DIRECTIONS: Copy out all lines in the data below containing the string "screenshot".

◆ ◆ ◆

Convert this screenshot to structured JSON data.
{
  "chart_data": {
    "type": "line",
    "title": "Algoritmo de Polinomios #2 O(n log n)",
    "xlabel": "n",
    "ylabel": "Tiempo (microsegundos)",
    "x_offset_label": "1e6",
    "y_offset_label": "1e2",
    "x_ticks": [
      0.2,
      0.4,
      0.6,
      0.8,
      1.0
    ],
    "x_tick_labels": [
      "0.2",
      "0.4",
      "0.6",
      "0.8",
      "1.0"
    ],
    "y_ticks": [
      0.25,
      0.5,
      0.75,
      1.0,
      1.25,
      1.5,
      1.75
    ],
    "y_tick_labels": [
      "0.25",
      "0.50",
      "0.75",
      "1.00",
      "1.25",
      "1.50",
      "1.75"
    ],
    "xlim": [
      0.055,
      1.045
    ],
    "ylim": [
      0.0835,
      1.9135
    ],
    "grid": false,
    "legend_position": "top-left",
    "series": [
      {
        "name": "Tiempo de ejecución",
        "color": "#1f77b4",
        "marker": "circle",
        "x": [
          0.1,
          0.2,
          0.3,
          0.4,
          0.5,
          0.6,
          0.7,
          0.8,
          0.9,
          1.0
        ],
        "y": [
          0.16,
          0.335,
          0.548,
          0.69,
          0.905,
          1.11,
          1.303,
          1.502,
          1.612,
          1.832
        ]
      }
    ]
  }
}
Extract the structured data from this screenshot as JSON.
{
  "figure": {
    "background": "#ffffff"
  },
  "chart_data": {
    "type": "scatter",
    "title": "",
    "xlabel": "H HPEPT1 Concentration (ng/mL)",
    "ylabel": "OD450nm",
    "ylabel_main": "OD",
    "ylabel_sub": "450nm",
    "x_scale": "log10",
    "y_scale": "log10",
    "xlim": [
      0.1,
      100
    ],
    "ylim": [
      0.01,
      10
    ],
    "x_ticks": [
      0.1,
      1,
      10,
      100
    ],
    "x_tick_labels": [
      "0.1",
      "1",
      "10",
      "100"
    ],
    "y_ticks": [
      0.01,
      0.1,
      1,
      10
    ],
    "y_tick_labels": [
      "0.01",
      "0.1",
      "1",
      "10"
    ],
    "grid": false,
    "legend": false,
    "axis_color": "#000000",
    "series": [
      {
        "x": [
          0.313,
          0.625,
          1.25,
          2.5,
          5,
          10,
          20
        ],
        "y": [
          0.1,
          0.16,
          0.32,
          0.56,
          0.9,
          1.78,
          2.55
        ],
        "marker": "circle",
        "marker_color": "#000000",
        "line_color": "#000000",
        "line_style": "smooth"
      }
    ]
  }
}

◆ ◆ ◆

RESPONSE TO THE TASK:
Convert this screenshot to structured JSON data.
Extract the structured data from this screenshot as JSON.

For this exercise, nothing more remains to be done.